▶ _WORK REQUIRED_
Write out the material below again, unchanged.

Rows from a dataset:
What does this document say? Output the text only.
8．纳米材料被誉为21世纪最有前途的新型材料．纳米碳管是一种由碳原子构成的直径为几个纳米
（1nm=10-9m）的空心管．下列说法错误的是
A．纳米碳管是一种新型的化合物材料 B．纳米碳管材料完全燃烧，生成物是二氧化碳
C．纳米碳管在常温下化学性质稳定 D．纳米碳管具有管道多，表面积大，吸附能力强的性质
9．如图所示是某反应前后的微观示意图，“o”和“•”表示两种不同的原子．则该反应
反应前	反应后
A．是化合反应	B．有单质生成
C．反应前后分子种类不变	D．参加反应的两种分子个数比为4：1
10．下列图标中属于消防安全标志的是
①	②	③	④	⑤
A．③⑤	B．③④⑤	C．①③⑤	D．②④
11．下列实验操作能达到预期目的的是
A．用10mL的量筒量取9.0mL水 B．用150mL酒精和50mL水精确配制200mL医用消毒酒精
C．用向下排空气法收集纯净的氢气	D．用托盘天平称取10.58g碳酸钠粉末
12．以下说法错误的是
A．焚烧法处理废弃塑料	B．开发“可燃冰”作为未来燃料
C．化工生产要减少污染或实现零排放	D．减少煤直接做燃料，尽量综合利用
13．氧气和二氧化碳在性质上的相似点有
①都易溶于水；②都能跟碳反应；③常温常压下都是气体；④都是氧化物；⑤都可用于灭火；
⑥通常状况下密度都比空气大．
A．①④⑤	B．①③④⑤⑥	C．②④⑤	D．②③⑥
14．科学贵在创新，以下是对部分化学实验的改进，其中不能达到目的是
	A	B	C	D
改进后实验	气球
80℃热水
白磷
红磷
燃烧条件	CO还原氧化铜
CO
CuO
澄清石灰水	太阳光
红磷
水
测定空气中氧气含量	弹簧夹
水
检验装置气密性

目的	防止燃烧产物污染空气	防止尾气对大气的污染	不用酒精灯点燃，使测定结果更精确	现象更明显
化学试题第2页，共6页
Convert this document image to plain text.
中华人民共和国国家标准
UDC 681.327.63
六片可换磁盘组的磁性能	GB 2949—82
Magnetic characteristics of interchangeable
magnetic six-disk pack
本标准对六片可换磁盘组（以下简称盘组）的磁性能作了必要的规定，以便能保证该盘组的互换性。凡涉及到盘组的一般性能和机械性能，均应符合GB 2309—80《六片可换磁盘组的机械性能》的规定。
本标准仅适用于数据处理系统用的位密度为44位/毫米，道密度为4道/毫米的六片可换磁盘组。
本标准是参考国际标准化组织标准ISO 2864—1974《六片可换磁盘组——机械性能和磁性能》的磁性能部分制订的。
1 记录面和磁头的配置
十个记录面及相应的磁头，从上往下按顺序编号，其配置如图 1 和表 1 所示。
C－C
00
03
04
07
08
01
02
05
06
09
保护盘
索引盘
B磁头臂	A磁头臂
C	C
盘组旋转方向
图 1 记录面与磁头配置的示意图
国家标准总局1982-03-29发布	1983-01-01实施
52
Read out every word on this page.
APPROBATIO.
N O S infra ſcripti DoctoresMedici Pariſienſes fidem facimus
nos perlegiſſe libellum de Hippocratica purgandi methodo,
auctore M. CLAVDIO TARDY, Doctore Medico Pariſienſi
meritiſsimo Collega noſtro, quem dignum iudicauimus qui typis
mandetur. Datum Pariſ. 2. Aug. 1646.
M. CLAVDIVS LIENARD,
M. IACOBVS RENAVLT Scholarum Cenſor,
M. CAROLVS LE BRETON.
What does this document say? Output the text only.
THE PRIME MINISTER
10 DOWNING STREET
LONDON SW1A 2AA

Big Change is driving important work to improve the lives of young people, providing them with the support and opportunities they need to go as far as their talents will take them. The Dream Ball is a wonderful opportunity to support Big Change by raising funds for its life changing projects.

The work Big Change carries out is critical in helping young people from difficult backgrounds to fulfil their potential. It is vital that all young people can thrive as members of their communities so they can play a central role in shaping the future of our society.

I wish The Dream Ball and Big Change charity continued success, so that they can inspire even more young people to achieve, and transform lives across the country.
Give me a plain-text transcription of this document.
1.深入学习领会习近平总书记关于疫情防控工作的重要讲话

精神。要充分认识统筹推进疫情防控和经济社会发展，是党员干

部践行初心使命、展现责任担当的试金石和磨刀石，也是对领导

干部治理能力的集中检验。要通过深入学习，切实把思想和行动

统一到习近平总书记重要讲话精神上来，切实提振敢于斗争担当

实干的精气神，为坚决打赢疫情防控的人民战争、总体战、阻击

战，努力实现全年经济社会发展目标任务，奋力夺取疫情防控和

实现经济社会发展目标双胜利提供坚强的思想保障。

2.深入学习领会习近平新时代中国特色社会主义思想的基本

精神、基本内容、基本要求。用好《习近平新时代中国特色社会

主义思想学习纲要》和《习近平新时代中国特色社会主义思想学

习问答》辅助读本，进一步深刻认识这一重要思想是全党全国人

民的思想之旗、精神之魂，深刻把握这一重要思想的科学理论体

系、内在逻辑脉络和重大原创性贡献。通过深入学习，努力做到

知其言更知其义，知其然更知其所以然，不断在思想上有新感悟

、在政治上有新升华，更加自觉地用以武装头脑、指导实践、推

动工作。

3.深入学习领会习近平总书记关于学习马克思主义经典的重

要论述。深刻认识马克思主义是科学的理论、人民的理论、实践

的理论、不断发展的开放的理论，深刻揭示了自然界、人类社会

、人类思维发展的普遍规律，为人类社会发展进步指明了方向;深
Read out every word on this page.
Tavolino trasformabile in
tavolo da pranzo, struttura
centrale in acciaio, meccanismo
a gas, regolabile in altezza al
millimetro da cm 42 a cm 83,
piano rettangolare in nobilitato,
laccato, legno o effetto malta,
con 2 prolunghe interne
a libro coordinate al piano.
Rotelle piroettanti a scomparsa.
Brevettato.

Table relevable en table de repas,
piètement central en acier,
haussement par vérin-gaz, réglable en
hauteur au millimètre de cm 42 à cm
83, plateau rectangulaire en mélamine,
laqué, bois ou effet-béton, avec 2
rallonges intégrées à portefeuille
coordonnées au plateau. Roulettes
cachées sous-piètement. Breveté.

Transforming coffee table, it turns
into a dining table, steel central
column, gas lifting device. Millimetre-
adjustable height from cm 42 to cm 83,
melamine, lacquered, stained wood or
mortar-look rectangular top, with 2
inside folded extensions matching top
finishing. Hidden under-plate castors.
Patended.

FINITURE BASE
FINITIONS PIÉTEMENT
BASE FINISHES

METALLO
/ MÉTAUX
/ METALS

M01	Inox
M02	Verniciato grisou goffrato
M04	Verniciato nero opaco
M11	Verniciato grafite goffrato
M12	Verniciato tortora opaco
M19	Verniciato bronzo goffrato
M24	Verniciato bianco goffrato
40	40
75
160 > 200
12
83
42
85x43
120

▶ _SOLUTION FOR THIS PROBLEM_
What does this document say? Output the text only.
8．纳米材料被誉为21世纪最有前途的新型材料．纳米碳管是一种由碳原子构成的直径为几个纳米
（1nm=10-9m）的空心管．下列说法错误的是
A．纳米碳管是一种新型的化合物材料 B．纳米碳管材料完全燃烧，生成物是二氧化碳
C．纳米碳管在常温下化学性质稳定 D．纳米碳管具有管道多，表面积大，吸附能力强的性质
9．如图所示是某反应前后的微观示意图，“o”和“•”表示两种不同的原子．则该反应
反应前	反应后
A．是化合反应	B．有单质生成
C．反应前后分子种类不变	D．参加反应的两种分子个数比为4：1
10．下列图标中属于消防安全标志的是
①	②	③	④	⑤
A．③⑤	B．③④⑤	C．①③⑤	D．②④
11．下列实验操作能达到预期目的的是
A．用10mL的量筒量取9.0mL水 B．用150mL酒精和50mL水精确配制200mL医用消毒酒精
C．用向下排空气法收集纯净的氢气	D．用托盘天平称取10.58g碳酸钠粉末
12．以下说法错误的是
A．焚烧法处理废弃塑料	B．开发“可燃冰”作为未来燃料
C．化工生产要减少污染或实现零排放	D．减少煤直接做燃料，尽量综合利用
13．氧气和二氧化碳在性质上的相似点有
①都易溶于水；②都能跟碳反应；③常温常压下都是气体；④都是氧化物；⑤都可用于灭火；
⑥通常状况下密度都比空气大．
A．①④⑤	B．①③④⑤⑥	C．②④⑤	D．②③⑥
14．科学贵在创新，以下是对部分化学实验的改进，其中不能达到目的是
	A	B	C	D
改进后实验	气球
80℃热水
白磷
红磷
燃烧条件	CO还原氧化铜
CO
CuO
澄清石灰水	太阳光
红磷
水
测定空气中氧气含量	弹簧夹
水
检验装置气密性

目的	防止燃烧产物污染空气	防止尾气对大气的污染	不用酒精灯点燃，使测定结果更精确	现象更明显
化学试题第2页，共6页
Convert this document image to plain text.
中华人民共和国国家标准
UDC 681.327.63
六片可换磁盘组的磁性能	GB 2949—82
Magnetic characteristics of interchangeable
magnetic six-disk pack
本标准对六片可换磁盘组（以下简称盘组）的磁性能作了必要的规定，以便能保证该盘组的互换性。凡涉及到盘组的一般性能和机械性能，均应符合GB 2309—80《六片可换磁盘组的机械性能》的规定。
本标准仅适用于数据处理系统用的位密度为44位/毫米，道密度为4道/毫米的六片可换磁盘组。
本标准是参考国际标准化组织标准ISO 2864—1974《六片可换磁盘组——机械性能和磁性能》的磁性能部分制订的。
1 记录面和磁头的配置
十个记录面及相应的磁头，从上往下按顺序编号，其配置如图 1 和表 1 所示。
C－C
00
03
04
07
08
01
02
05
06
09
保护盘
索引盘
B磁头臂	A磁头臂
C	C
盘组旋转方向
图 1 记录面与磁头配置的示意图
国家标准总局1982-03-29发布	1983-01-01实施
52
Read out every word on this page.
APPROBATIO.
N O S infra ſcripti DoctoresMedici Pariſienſes fidem facimus
nos perlegiſſe libellum de Hippocratica purgandi methodo,
auctore M. CLAVDIO TARDY, Doctore Medico Pariſienſi
meritiſsimo Collega noſtro, quem dignum iudicauimus qui typis
mandetur. Datum Pariſ. 2. Aug. 1646.
M. CLAVDIVS LIENARD,
M. IACOBVS RENAVLT Scholarum Cenſor,
M. CAROLVS LE BRETON.
What does this document say? Output the text only.
THE PRIME MINISTER
10 DOWNING STREET
LONDON SW1A 2AA

Big Change is driving important work to improve the lives of young people, providing them with the support and opportunities they need to go as far as their talents will take them. The Dream Ball is a wonderful opportunity to support Big Change by raising funds for its life changing projects.

The work Big Change carries out is critical in helping young people from difficult backgrounds to fulfil their potential. It is vital that all young people can thrive as members of their communities so they can play a central role in shaping the future of our society.

I wish The Dream Ball and Big Change charity continued success, so that they can inspire even more young people to achieve, and transform lives across the country.
Give me a plain-text transcription of this document.
1.深入学习领会习近平总书记关于疫情防控工作的重要讲话

精神。要充分认识统筹推进疫情防控和经济社会发展，是党员干

部践行初心使命、展现责任担当的试金石和磨刀石，也是对领导

干部治理能力的集中检验。要通过深入学习，切实把思想和行动

统一到习近平总书记重要讲话精神上来，切实提振敢于斗争担当

实干的精气神，为坚决打赢疫情防控的人民战争、总体战、阻击

战，努力实现全年经济社会发展目标任务，奋力夺取疫情防控和

实现经济社会发展目标双胜利提供坚强的思想保障。

2.深入学习领会习近平新时代中国特色社会主义思想的基本

精神、基本内容、基本要求。用好《习近平新时代中国特色社会

主义思想学习纲要》和《习近平新时代中国特色社会主义思想学

习问答》辅助读本，进一步深刻认识这一重要思想是全党全国人

民的思想之旗、精神之魂，深刻把握这一重要思想的科学理论体

系、内在逻辑脉络和重大原创性贡献。通过深入学习，努力做到

知其言更知其义，知其然更知其所以然，不断在思想上有新感悟

、在政治上有新升华，更加自觉地用以武装头脑、指导实践、推

动工作。

3.深入学习领会习近平总书记关于学习马克思主义经典的重

要论述。深刻认识马克思主义是科学的理论、人民的理论、实践

的理论、不断发展的开放的理论，深刻揭示了自然界、人类社会

、人类思维发展的普遍规律，为人类社会发展进步指明了方向;深
Read out every word on this page.
Tavolino trasformabile in
tavolo da pranzo, struttura
centrale in acciaio, meccanismo
a gas, regolabile in altezza al
millimetro da cm 42 a cm 83,
piano rettangolare in nobilitato,
laccato, legno o effetto malta,
con 2 prolunghe interne
a libro coordinate al piano.
Rotelle piroettanti a scomparsa.
Brevettato.

Table relevable en table de repas,
piètement central en acier,
haussement par vérin-gaz, réglable en
hauteur au millimètre de cm 42 à cm
83, plateau rectangulaire en mélamine,
laqué, bois ou effet-béton, avec 2
rallonges intégrées à portefeuille
coordonnées au plateau. Roulettes
cachées sous-piètement. Breveté.

Transforming coffee table, it turns
into a dining table, steel central
column, gas lifting device. Millimetre-
adjustable height from cm 42 to cm 83,
melamine, lacquered, stained wood or
mortar-look rectangular top, with 2
inside folded extensions matching top
finishing. Hidden under-plate castors.
Patended.

FINITURE BASE
FINITIONS PIÉTEMENT
BASE FINISHES

METALLO
/ MÉTAUX
/ METALS

M01	Inox
M02	Verniciato grisou goffrato
M04	Verniciato nero opaco
M11	Verniciato grafite goffrato
M12	Verniciato tortora opaco
M19	Verniciato bronzo goffrato
M24	Verniciato bianco goffrato
40	40
75
160 > 200
12
83
42
85x43
120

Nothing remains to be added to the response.